§ **Task to carry out**: The records below hold pictures; please leave those out and retype the rest exactly.

________________________________________

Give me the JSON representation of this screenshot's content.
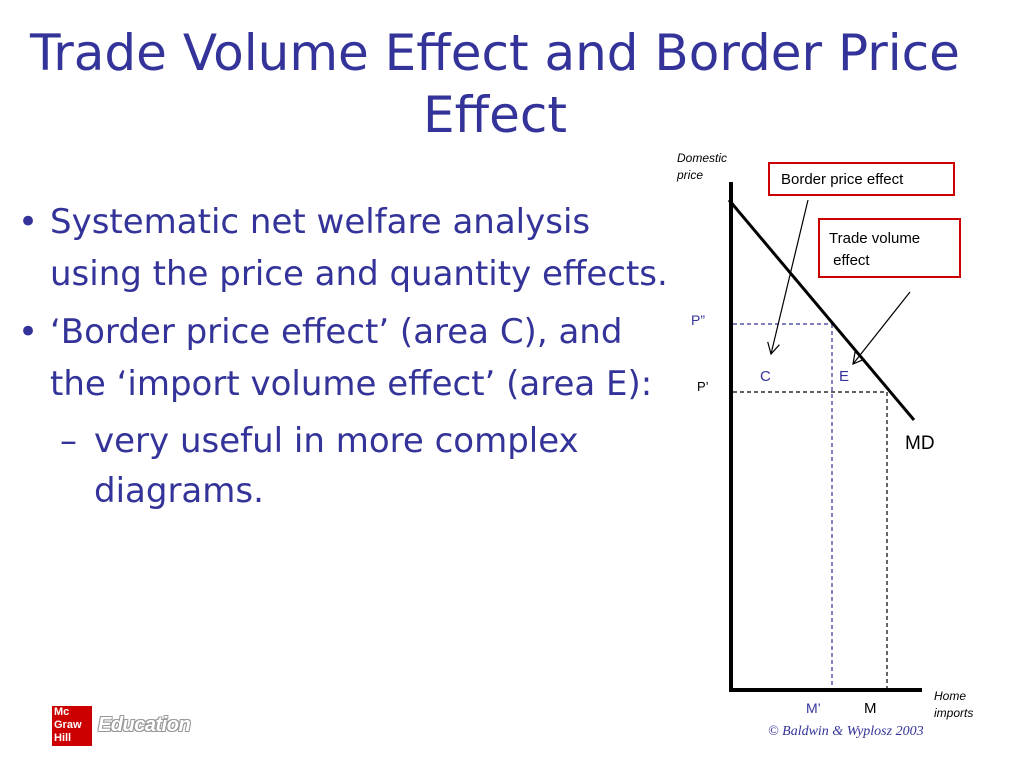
{
  "slide": {
    "title": "Trade Volume Effect and Border Price Effect",
    "bullets": [
      "Systematic net welfare analysis using the price and quantity effects.",
      "‘Border price effect’ (area C), and the ‘import volume effect’ (area E):"
    ],
    "sub_bullets": [
      "very useful in more complex diagrams."
    ],
    "bullet_symbol": "•",
    "sub_bullet_symbol": "–"
  },
  "diagram": {
    "y_axis_label_line1": "Domestic",
    "y_axis_label_line2": "price",
    "x_axis_label_line1": "Home",
    "x_axis_label_line2": "imports",
    "price_high": "P”",
    "price_low": "P’",
    "quantity_low": "M’",
    "quantity_high": "M",
    "area_c": "C",
    "area_e": "E",
    "curve_label": "MD",
    "callout_border": "Border price effect",
    "callout_volume_line1": "Trade volume",
    "callout_volume_line2": " effect",
    "callout_border_color": "#cc0000",
    "guide_blue": "#333399"
  },
  "footer": {
    "logo_line1": "Mc",
    "logo_line2": "Graw",
    "logo_line3": "Hill",
    "education": "Education",
    "copyright": "© Baldwin & Wyplosz 2003"
  }
}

________________________________________

§ **Expected answer**:
Give me the JSON representation of this screenshot's content.
{
  "slide": {
    "title": "Trade Volume Effect and Border Price Effect",
    "bullets": [
      "Systematic net welfare analysis using the price and quantity effects.",
      "‘Border price effect’ (area C), and the ‘import volume effect’ (area E):"
    ],
    "sub_bullets": [
      "very useful in more complex diagrams."
    ],
    "bullet_symbol": "•",
    "sub_bullet_symbol": "–"
  },
  "diagram": {
    "y_axis_label_line1": "Domestic",
    "y_axis_label_line2": "price",
    "x_axis_label_line1": "Home",
    "x_axis_label_line2": "imports",
    "price_high": "P”",
    "price_low": "P’",
    "quantity_low": "M’",
    "quantity_high": "M",
    "area_c": "C",
    "area_e": "E",
    "curve_label": "MD",
    "callout_border": "Border price effect",
    "callout_volume_line1": "Trade volume",
    "callout_volume_line2": " effect",
    "callout_border_color": "#cc0000",
    "guide_blue": "#333399"
  },
  "footer": {
    "logo_line1": "Mc",
    "logo_line2": "Graw",
    "logo_line3": "Hill",
    "education": "Education",
    "copyright": "© Baldwin & Wyplosz 2003"
  }
}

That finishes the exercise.